- [Your goal]: Output all of the data below exactly as given.

- [Entries]:
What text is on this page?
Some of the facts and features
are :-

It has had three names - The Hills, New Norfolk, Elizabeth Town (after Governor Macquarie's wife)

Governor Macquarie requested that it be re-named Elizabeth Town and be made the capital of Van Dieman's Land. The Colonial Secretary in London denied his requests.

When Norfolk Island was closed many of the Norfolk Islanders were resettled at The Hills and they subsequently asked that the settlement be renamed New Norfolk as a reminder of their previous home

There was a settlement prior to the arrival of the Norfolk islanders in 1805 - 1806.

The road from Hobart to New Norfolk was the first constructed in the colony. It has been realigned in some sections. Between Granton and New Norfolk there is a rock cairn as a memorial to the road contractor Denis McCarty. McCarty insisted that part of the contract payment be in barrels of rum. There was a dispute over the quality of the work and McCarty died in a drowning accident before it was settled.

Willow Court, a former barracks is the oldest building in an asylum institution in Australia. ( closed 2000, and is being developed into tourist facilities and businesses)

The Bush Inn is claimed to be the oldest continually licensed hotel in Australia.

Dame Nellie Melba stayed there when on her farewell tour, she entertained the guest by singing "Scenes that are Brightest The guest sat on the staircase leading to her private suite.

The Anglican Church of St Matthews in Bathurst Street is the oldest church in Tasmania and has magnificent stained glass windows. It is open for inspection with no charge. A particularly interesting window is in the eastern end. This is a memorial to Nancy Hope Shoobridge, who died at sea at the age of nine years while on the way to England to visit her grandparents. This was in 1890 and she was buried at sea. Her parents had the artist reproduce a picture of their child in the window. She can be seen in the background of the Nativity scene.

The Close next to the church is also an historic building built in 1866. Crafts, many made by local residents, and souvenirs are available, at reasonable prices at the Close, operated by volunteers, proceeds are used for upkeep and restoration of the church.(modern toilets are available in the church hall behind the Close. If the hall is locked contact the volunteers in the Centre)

- [Written solution]:
What text is on this page?
Some of the facts and features
are :-

It has had three names - The Hills, New Norfolk, Elizabeth Town (after Governor Macquarie's wife)

Governor Macquarie requested that it be re-named Elizabeth Town and be made the capital of Van Dieman's Land. The Colonial Secretary in London denied his requests.

When Norfolk Island was closed many of the Norfolk Islanders were resettled at The Hills and they subsequently asked that the settlement be renamed New Norfolk as a reminder of their previous home

There was a settlement prior to the arrival of the Norfolk islanders in 1805 - 1806.

The road from Hobart to New Norfolk was the first constructed in the colony. It has been realigned in some sections. Between Granton and New Norfolk there is a rock cairn as a memorial to the road contractor Denis McCarty. McCarty insisted that part of the contract payment be in barrels of rum. There was a dispute over the quality of the work and McCarty died in a drowning accident before it was settled.

Willow Court, a former barracks is the oldest building in an asylum institution in Australia. ( closed 2000, and is being developed into tourist facilities and businesses)

The Bush Inn is claimed to be the oldest continually licensed hotel in Australia.

Dame Nellie Melba stayed there when on her farewell tour, she entertained the guest by singing "Scenes that are Brightest The guest sat on the staircase leading to her private suite.

The Anglican Church of St Matthews in Bathurst Street is the oldest church in Tasmania and has magnificent stained glass windows. It is open for inspection with no charge. A particularly interesting window is in the eastern end. This is a memorial to Nancy Hope Shoobridge, who died at sea at the age of nine years while on the way to England to visit her grandparents. This was in 1890 and she was buried at sea. Her parents had the artist reproduce a picture of their child in the window. She can be seen in the background of the Nativity scene.

The Close next to the church is also an historic building built in 1866. Crafts, many made by local residents, and souvenirs are available, at reasonable prices at the Close, operated by volunteers, proceeds are used for upkeep and restoration of the church.(modern toilets are available in the church hall behind the Close. If the hall is locked contact the volunteers in the Centre)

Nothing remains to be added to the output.